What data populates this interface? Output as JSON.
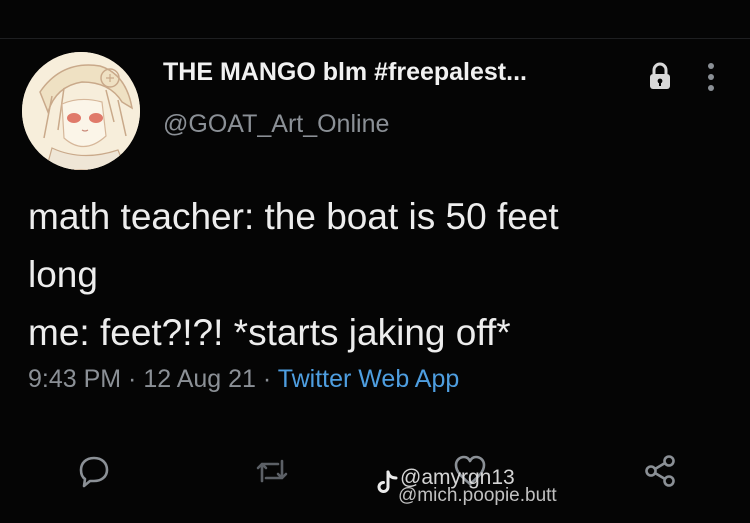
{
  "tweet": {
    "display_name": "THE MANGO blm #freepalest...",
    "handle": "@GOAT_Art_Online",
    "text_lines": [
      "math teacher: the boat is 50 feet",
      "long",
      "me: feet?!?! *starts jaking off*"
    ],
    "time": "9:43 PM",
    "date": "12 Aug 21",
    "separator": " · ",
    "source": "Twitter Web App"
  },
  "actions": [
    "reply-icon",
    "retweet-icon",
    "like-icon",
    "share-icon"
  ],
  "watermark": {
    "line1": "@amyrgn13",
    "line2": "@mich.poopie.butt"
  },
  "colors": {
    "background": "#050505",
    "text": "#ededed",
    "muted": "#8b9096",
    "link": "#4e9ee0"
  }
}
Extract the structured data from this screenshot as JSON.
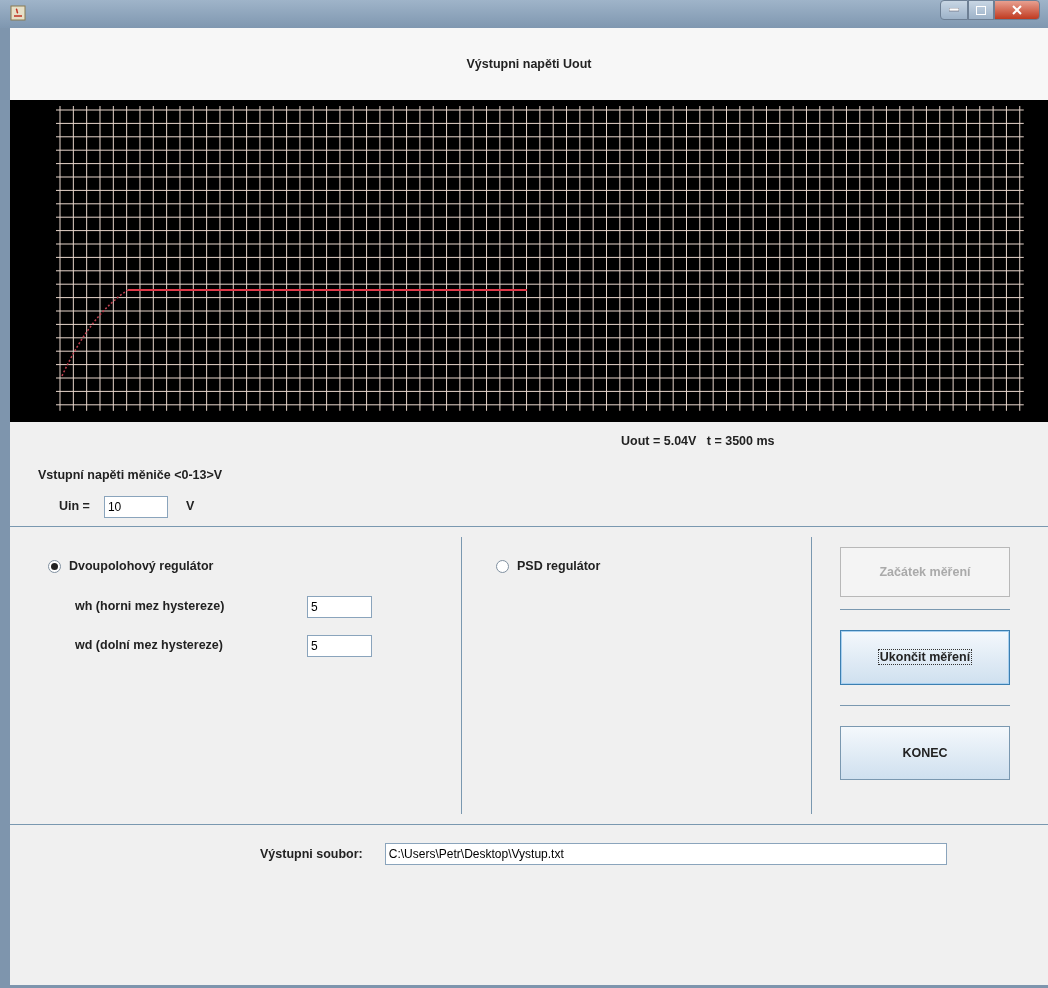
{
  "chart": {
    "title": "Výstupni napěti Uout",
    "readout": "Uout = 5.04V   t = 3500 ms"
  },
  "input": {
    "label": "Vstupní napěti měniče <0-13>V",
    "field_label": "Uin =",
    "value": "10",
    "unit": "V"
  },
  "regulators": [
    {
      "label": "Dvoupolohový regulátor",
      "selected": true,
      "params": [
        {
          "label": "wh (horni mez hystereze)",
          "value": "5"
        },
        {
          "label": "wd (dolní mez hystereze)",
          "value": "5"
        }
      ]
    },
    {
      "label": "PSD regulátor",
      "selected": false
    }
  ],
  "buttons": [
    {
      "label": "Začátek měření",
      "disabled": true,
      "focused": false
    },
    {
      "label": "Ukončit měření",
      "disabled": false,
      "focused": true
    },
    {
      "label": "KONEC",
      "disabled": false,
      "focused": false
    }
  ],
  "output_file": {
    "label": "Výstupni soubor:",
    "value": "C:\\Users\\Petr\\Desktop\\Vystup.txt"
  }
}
##########
EXERCISE DESCRIPTION: Within the material above, find the lines that contain the word "hystereze"; copy them.

RESULT OF THE TASK:
          "label": "wh (horni mez hystereze)",
          "label": "wd (dolní mez hystereze)",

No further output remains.